++++ Texte à lire ++++

Dans notre dernier numéro (NDRL : Expression N°55), nous revenions sur le lancement de la plateforme My Notary permettant de dématérialiser la signature du compromis de vente et la mise en relation des parties-prenantes. Elle n'est pas la seule à afficher sa vocation de facilitatrice de démarches, et l'immobilier est à l'honneur chez les start-up. Parmi les dernières innovations, on remarque par exemple Locat'me. On pourrait comparer ce site au Meetic de l'immobilier : il propose aux propriétaires de diffuser leur offre et d'accéder gratuitement à une liste de candidats à la location. Comme un site de rencontres, Locat'me calcule le degré de compatibilité entre les uns et les autres. Du côté des professionnels, la plateforme et le concept interrogent. « Pour nous, professionnels, nous n'oserions pas agir comme ces sites de profiling de locataires, commente Jean-Marc Torrollion, président délégué de la FNAIM. Pour pouvoir déposer un dossier, les locataires doivent quasiment justifier leur e-réputation. De notre côté, nous ne pouvons pas refuser quelqu'un sous prétexte qu'il a une mauvaise réputation sur Internet. Nous avons déontologiquement une obligation de transparence en étudiant toutes les candidatures. Sur ces sites, les critères de sélection sont totalement subjectifs... la question de la légalité peut donc se poser. »

Trouver la valeur ajoutée

Autre nouveauté, Comment vendre seul.com qui propose de « coacher » les particuliers souhaitant vendre leur bien - mais ignorant tout du savoir-faire des professionnels - grâce à des guides, des articles ou des tutoriels afin de les accompagner dans leur démarche, leur apprendre à prendre des photos ou à rédiger une annonce dans les règles de l'art. Basé sur un modèle gratuit/payant, il peut aussi prendre en charge la gestion d'appels d'acheteurs potentiels ou la diffusion des annonces sur des sites réservés à la profession. « Aujourd'hui, le marché de la transaction est fortement intermédié, constate Jean-Marc Torrollion. Pour ces plateformes gratuites ou peu chères, l'enjeu est donc de capter des particuliers qui ne souhaitent pas passer par une agence immobilière, notamment pour des raisons économiques. On peut légitimement s'inquiéter de l'existence de telles applications. Pour ma part, je crois que la présence physique d'un professionnel dans la relation acquéreur-vendeur a sa raison d'être et trouvera, face à ce type de concurrence, sa valeur ajoutée. Dans n'importe quel secteur, l'ubérisation est intervenue au moment où la valeur ajoutée ne se justifiait plus au regard du client. » A contrario, les plateformes techniques comme My Notary ou les sites d'observation énergétiques comme Openenergy ou Smart Impulse peuvent, eux, se révéler de véritables alliés pour la profession. Certains réseaux – Nexity ou la FNAIM - ont d'ailleurs passé le pas en créant des supports techniques de rédaction des contrats ou de gestion des syndics de copropriété. Désormais, les nouvelles technologies permettent même d'effectuer des visites virtuelles – intégrant par exemple une assistance au home-staging - publiables sur leurs sites. « Ces technologies offrent une qualité de services encore plus exceptionnelle, indique Jean-Marc Torrollion. Elles transforment notre manière de travailler en comprenant mieux les attentes de nos clients. »

++++

▶ _Consigne A_
D'après le texte sur les start-up de l'immobilier, à quel site de rencontres Locat'me pourrait-il être comparé ?

++++ Listing à traiter ++++

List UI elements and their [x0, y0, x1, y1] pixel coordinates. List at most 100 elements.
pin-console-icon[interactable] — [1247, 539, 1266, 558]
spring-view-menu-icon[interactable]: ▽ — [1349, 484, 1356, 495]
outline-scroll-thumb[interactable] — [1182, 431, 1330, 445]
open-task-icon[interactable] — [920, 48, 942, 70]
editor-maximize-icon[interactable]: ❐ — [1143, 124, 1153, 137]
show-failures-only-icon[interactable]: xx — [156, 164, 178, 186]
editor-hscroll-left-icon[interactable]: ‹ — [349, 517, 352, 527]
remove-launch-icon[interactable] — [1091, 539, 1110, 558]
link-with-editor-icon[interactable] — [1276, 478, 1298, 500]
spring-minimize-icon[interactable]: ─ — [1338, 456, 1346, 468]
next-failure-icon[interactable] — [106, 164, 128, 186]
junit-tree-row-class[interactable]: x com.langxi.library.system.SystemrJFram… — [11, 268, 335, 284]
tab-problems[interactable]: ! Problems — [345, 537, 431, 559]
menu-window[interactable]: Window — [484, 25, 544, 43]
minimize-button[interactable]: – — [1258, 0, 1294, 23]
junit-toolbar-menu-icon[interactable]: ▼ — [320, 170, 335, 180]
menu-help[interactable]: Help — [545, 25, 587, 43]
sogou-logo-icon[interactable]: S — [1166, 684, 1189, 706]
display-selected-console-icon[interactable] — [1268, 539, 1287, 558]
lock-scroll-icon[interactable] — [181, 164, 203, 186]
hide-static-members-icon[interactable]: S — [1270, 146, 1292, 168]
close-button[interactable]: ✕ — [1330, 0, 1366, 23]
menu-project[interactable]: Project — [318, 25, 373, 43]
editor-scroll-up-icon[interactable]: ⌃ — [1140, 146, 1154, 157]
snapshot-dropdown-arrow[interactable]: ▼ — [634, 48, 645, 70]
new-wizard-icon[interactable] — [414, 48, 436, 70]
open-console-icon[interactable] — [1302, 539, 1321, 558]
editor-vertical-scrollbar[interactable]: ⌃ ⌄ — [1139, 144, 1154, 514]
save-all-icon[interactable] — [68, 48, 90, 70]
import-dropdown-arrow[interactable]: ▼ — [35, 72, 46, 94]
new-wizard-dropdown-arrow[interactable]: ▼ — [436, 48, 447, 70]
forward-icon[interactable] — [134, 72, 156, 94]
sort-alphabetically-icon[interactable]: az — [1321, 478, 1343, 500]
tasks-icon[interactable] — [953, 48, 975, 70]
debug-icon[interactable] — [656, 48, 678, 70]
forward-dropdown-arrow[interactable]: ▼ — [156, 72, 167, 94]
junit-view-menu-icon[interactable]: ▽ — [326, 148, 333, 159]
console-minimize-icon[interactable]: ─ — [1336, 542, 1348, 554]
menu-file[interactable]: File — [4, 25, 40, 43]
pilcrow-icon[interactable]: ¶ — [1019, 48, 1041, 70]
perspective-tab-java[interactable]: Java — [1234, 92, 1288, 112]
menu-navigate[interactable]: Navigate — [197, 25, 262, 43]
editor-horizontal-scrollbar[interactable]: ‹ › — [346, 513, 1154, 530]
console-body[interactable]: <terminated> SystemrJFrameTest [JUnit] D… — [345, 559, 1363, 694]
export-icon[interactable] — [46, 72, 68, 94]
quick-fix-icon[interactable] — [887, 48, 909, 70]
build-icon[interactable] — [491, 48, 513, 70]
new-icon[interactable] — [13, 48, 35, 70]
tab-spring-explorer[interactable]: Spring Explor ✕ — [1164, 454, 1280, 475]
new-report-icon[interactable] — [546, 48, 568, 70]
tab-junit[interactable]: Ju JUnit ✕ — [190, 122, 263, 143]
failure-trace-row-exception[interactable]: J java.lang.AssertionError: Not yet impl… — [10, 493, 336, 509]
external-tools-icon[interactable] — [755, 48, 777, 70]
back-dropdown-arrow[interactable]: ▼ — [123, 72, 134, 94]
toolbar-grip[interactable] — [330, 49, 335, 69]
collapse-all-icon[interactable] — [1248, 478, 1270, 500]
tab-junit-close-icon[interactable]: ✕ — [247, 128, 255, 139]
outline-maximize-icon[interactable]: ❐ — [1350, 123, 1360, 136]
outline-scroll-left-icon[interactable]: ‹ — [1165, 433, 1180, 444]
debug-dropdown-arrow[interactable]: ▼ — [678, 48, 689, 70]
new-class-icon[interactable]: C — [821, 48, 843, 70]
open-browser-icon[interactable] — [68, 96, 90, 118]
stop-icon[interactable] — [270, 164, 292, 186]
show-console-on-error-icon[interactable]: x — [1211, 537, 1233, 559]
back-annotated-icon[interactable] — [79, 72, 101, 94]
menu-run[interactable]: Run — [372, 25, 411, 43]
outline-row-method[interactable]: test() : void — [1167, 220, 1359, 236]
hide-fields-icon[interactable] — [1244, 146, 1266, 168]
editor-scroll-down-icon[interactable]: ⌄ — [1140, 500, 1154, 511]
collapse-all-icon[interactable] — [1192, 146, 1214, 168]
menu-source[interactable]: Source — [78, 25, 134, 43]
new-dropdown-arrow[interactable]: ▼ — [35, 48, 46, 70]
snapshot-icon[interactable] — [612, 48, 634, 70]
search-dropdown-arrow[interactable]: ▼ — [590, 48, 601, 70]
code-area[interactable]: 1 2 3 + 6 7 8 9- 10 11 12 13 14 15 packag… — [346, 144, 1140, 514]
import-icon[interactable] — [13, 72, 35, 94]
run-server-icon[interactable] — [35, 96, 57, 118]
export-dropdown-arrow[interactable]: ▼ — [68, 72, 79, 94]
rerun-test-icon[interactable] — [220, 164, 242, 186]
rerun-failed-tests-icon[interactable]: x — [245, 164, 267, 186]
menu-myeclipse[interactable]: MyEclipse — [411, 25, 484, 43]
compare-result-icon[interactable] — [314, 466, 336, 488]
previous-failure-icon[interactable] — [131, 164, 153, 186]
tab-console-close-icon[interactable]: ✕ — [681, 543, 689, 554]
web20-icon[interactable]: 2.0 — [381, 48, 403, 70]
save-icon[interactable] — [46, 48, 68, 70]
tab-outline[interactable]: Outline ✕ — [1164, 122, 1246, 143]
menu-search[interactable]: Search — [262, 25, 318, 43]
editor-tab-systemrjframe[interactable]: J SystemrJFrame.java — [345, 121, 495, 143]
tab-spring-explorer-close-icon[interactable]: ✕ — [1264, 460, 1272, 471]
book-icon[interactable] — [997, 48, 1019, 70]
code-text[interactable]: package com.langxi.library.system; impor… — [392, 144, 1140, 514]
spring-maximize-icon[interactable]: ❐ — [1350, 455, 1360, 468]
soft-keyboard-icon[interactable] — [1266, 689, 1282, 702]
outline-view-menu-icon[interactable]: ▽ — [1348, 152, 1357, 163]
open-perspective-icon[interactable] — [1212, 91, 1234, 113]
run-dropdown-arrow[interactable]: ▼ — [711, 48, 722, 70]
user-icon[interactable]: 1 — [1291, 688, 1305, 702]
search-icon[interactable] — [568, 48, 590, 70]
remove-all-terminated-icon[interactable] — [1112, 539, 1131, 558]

++++

▶ _Consigne B_
Mettez à jour le listing, depuis son début jusqu'à la ligne contenant "spring-view-menu-icon[interactable]: ▽ —" incluse, en remplaçant "pixel coordinates" par "screen coordinates" sans rien modifier d'autre. Ne reproduisez que ces lignes.

▶ _Corrigé A_
Locat'me pourrait être comparé au Meetic de l'immobilier.

▶ _Corrigé B_
List UI elements and their [x0, y0, x1, y1] screen coordinates. List at most 100 elements.
pin-console-icon[interactable] — [1247, 539, 1266, 558]
spring-view-menu-icon[interactable]: ▽ — [1349, 484, 1356, 495]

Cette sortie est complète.